__Work to be completed__
Give all the lines below again, exactly, with no pictures.

## Begin Extracted material

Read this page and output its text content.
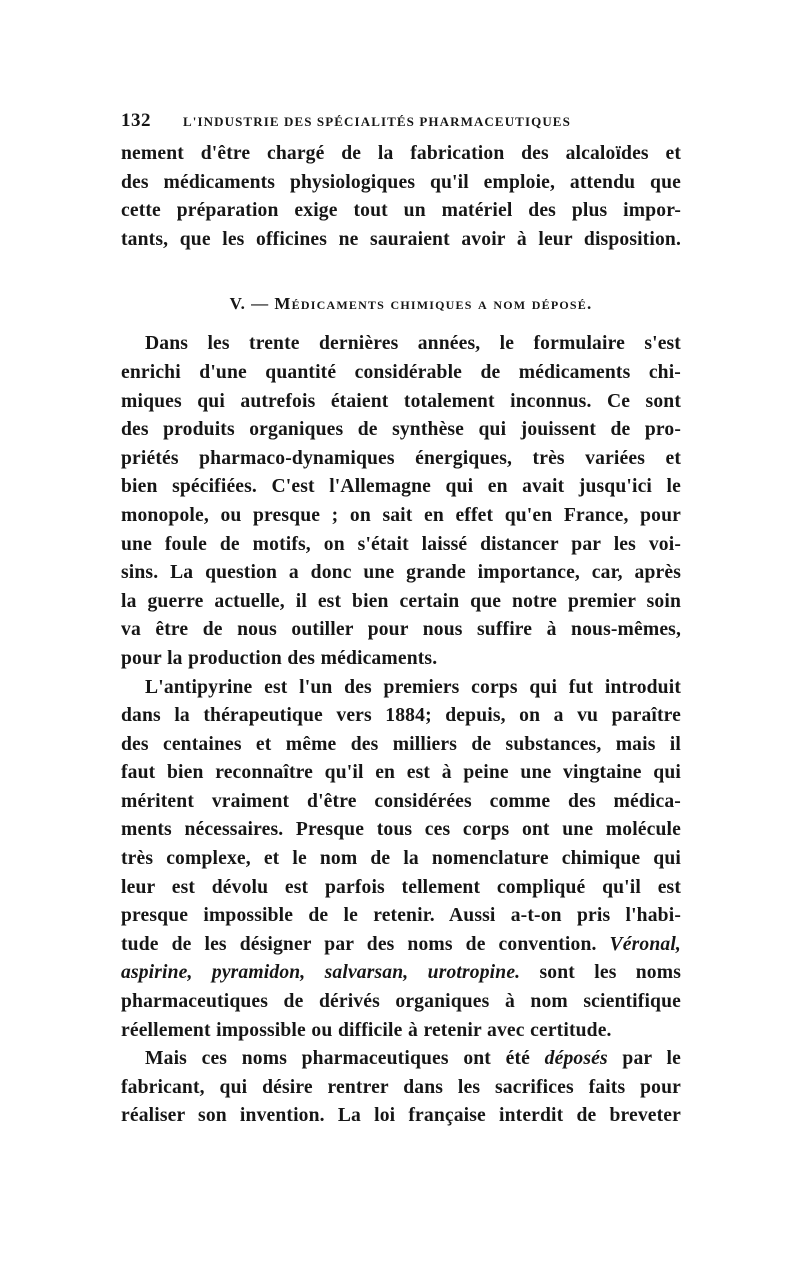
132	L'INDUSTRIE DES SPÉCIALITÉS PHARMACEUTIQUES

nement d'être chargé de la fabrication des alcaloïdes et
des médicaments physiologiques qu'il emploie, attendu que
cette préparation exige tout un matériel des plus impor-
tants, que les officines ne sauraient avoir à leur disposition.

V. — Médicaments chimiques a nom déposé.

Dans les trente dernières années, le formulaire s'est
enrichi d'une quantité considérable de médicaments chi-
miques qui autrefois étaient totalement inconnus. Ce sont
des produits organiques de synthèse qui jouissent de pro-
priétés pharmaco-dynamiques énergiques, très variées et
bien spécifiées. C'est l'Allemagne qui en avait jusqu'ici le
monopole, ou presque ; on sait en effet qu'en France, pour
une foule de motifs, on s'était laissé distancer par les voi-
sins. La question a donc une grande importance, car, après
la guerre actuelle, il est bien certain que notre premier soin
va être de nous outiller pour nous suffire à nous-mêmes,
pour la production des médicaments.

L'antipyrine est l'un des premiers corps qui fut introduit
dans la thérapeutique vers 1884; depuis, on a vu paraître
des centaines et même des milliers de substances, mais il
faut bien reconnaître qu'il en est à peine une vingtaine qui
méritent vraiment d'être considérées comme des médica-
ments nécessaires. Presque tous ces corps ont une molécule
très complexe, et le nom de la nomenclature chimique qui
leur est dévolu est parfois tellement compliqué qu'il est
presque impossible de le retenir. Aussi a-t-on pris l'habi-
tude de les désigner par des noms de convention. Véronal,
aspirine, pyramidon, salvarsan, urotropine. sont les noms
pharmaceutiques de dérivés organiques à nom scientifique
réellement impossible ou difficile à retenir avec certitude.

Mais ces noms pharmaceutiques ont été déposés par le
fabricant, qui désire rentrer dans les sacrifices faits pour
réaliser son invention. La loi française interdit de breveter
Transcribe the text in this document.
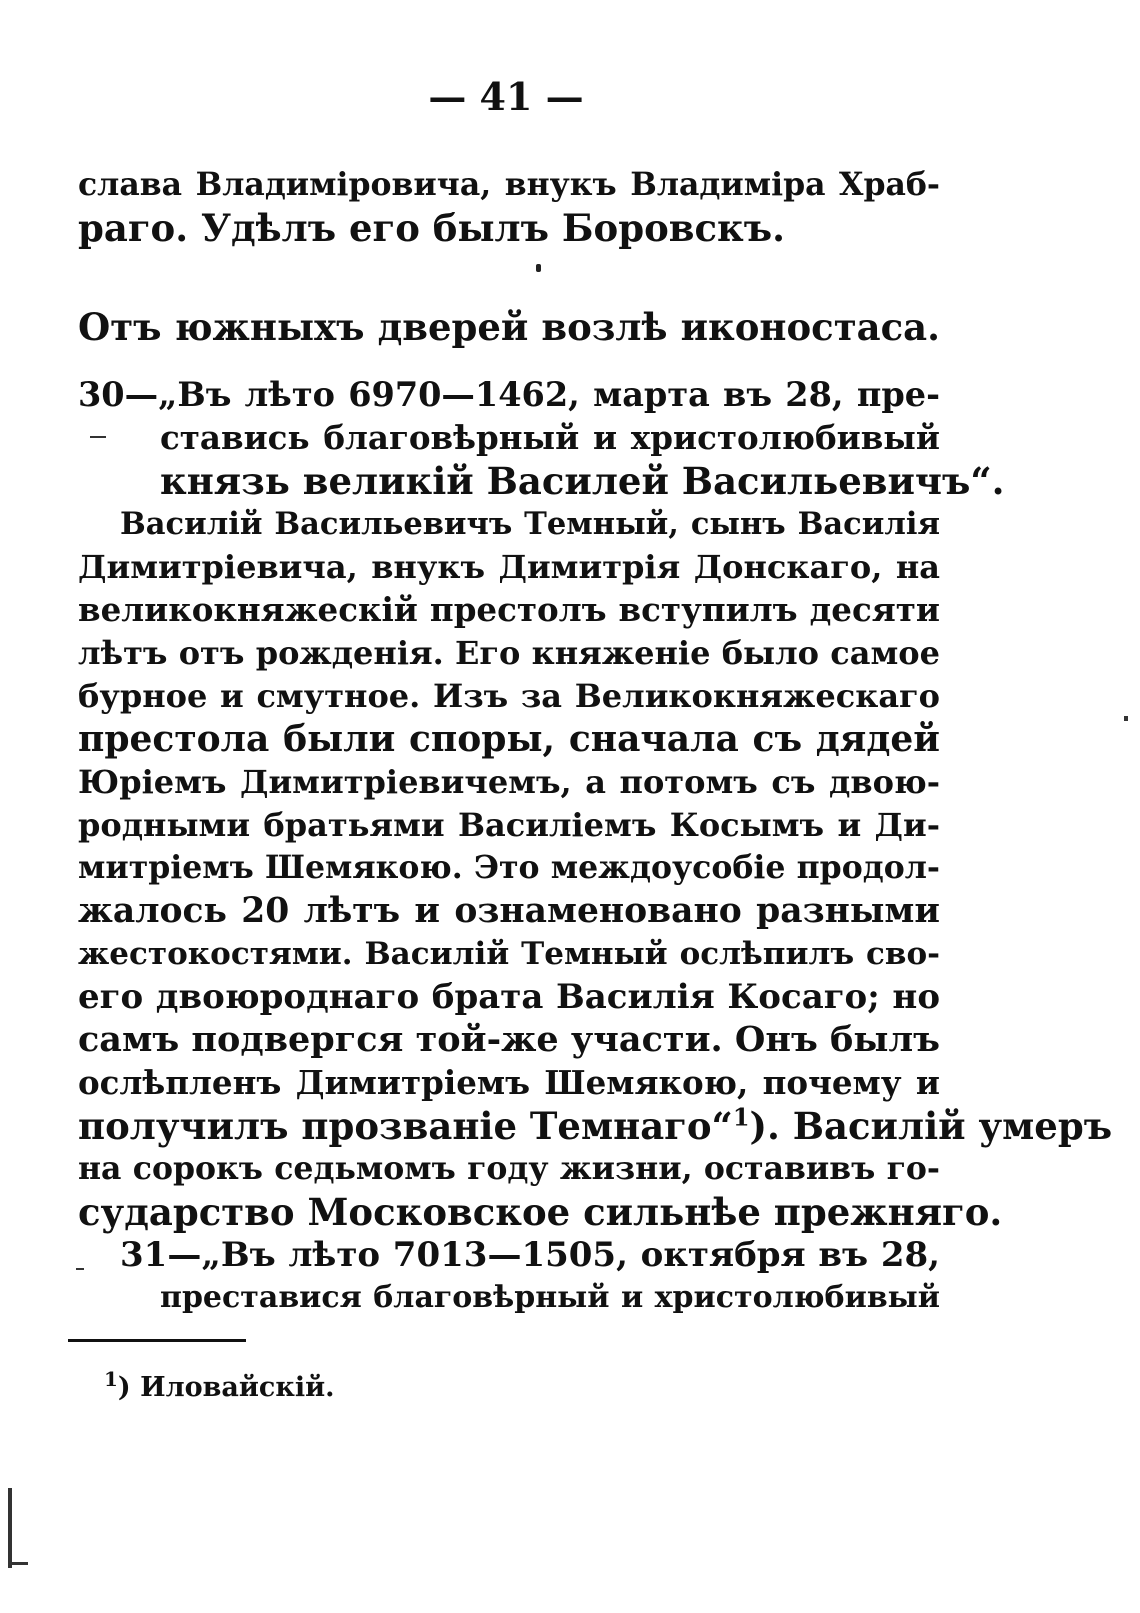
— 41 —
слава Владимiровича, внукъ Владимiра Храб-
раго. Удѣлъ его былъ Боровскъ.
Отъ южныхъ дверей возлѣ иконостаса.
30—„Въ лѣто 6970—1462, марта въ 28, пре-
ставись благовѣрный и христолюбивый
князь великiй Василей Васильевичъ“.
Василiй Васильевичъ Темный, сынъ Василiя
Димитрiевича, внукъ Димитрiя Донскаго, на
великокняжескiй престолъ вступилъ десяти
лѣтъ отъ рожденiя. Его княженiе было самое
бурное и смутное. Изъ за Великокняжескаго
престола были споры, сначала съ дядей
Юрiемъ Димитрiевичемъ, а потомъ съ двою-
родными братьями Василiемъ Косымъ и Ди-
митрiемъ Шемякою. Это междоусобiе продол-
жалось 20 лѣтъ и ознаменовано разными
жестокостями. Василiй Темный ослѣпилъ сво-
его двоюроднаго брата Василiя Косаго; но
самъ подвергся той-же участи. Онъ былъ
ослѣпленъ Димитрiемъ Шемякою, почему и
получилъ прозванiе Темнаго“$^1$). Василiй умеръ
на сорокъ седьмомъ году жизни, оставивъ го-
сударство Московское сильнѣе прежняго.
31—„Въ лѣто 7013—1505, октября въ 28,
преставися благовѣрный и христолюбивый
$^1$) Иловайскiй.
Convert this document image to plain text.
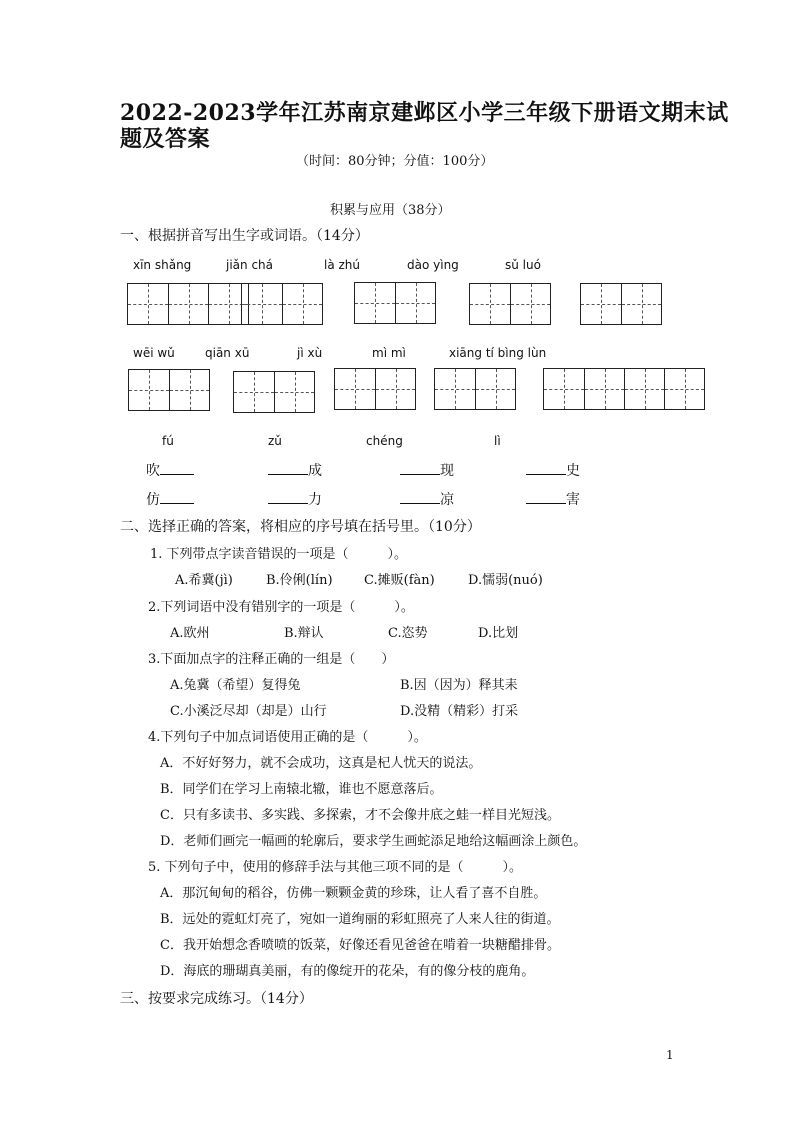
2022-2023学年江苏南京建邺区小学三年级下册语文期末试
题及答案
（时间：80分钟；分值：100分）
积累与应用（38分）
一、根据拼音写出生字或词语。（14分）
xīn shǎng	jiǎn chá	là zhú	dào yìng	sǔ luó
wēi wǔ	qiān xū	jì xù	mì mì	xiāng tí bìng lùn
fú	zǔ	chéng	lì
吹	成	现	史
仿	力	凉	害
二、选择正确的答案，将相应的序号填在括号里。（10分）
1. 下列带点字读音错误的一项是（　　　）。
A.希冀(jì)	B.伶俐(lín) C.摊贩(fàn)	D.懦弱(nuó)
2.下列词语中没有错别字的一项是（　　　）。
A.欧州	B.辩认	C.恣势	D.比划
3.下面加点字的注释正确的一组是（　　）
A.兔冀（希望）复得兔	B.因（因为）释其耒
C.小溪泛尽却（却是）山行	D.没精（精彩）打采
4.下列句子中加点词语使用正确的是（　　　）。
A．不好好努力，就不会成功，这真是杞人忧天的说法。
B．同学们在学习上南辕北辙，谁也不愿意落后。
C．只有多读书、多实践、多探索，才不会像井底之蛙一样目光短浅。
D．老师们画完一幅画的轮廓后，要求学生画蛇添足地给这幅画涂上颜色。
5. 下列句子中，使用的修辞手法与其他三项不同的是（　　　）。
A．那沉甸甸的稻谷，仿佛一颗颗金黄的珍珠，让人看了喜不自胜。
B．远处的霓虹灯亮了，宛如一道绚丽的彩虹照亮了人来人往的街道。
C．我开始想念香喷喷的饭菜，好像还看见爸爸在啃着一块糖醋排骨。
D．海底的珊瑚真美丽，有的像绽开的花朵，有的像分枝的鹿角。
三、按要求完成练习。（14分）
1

## End Extracted material

__Correct answer__
Read this page and output its text content.
132	L'INDUSTRIE DES SPÉCIALITÉS PHARMACEUTIQUES

nement d'être chargé de la fabrication des alcaloïdes et
des médicaments physiologiques qu'il emploie, attendu que
cette préparation exige tout un matériel des plus impor-
tants, que les officines ne sauraient avoir à leur disposition.

V. — Médicaments chimiques a nom déposé.

Dans les trente dernières années, le formulaire s'est
enrichi d'une quantité considérable de médicaments chi-
miques qui autrefois étaient totalement inconnus. Ce sont
des produits organiques de synthèse qui jouissent de pro-
priétés pharmaco-dynamiques énergiques, très variées et
bien spécifiées. C'est l'Allemagne qui en avait jusqu'ici le
monopole, ou presque ; on sait en effet qu'en France, pour
une foule de motifs, on s'était laissé distancer par les voi-
sins. La question a donc une grande importance, car, après
la guerre actuelle, il est bien certain que notre premier soin
va être de nous outiller pour nous suffire à nous-mêmes,
pour la production des médicaments.

L'antipyrine est l'un des premiers corps qui fut introduit
dans la thérapeutique vers 1884; depuis, on a vu paraître
des centaines et même des milliers de substances, mais il
faut bien reconnaître qu'il en est à peine une vingtaine qui
méritent vraiment d'être considérées comme des médica-
ments nécessaires. Presque tous ces corps ont une molécule
très complexe, et le nom de la nomenclature chimique qui
leur est dévolu est parfois tellement compliqué qu'il est
presque impossible de le retenir. Aussi a-t-on pris l'habi-
tude de les désigner par des noms de convention. Véronal,
aspirine, pyramidon, salvarsan, urotropine. sont les noms
pharmaceutiques de dérivés organiques à nom scientifique
réellement impossible ou difficile à retenir avec certitude.

Mais ces noms pharmaceutiques ont été déposés par le
fabricant, qui désire rentrer dans les sacrifices faits pour
réaliser son invention. La loi française interdit de breveter
Transcribe the text in this document.
— 41 —
слава Владимiровича, внукъ Владимiра Храб-
раго. Удѣлъ его былъ Боровскъ.
Отъ южныхъ дверей возлѣ иконостаса.
30—„Въ лѣто 6970—1462, марта въ 28, пре-
ставись благовѣрный и христолюбивый
князь великiй Василей Васильевичъ“.
Василiй Васильевичъ Темный, сынъ Василiя
Димитрiевича, внукъ Димитрiя Донскаго, на
великокняжескiй престолъ вступилъ десяти
лѣтъ отъ рожденiя. Его княженiе было самое
бурное и смутное. Изъ за Великокняжескаго
престола были споры, сначала съ дядей
Юрiемъ Димитрiевичемъ, а потомъ съ двою-
родными братьями Василiемъ Косымъ и Ди-
митрiемъ Шемякою. Это междоусобiе продол-
жалось 20 лѣтъ и ознаменовано разными
жестокостями. Василiй Темный ослѣпилъ сво-
его двоюроднаго брата Василiя Косаго; но
самъ подвергся той-же участи. Онъ былъ
ослѣпленъ Димитрiемъ Шемякою, почему и
получилъ прозванiе Темнаго“$^1$). Василiй умеръ
на сорокъ седьмомъ году жизни, оставивъ го-
сударство Московское сильнѣе прежняго.
31—„Въ лѣто 7013—1505, октября въ 28,
преставися благовѣрный и христолюбивый
$^1$) Иловайскiй.
Convert this document image to plain text.
2022-2023学年江苏南京建邺区小学三年级下册语文期末试
题及答案
（时间：80分钟；分值：100分）
积累与应用（38分）
一、根据拼音写出生字或词语。（14分）
xīn shǎng	jiǎn chá	là zhú	dào yìng	sǔ luó
wēi wǔ	qiān xū	jì xù	mì mì	xiāng tí bìng lùn
fú	zǔ	chéng	lì
吹	成	现	史
仿	力	凉	害
二、选择正确的答案，将相应的序号填在括号里。（10分）
1. 下列带点字读音错误的一项是（　　　）。
A.希冀(jì)	B.伶俐(lín) C.摊贩(fàn)	D.懦弱(nuó)
2.下列词语中没有错别字的一项是（　　　）。
A.欧州	B.辩认	C.恣势	D.比划
3.下面加点字的注释正确的一组是（　　）
A.兔冀（希望）复得兔	B.因（因为）释其耒
C.小溪泛尽却（却是）山行	D.没精（精彩）打采
4.下列句子中加点词语使用正确的是（　　　）。
A．不好好努力，就不会成功，这真是杞人忧天的说法。
B．同学们在学习上南辕北辙，谁也不愿意落后。
C．只有多读书、多实践、多探索，才不会像井底之蛙一样目光短浅。
D．老师们画完一幅画的轮廓后，要求学生画蛇添足地给这幅画涂上颜色。
5. 下列句子中，使用的修辞手法与其他三项不同的是（　　　）。
A．那沉甸甸的稻谷，仿佛一颗颗金黄的珍珠，让人看了喜不自胜。
B．远处的霓虹灯亮了，宛如一道绚丽的彩虹照亮了人来人往的街道。
C．我开始想念香喷喷的饭菜，好像还看见爸爸在啃着一块糖醋排骨。
D．海底的珊瑚真美丽，有的像绽开的花朵，有的像分枝的鹿角。
三、按要求完成练习。（14分）
1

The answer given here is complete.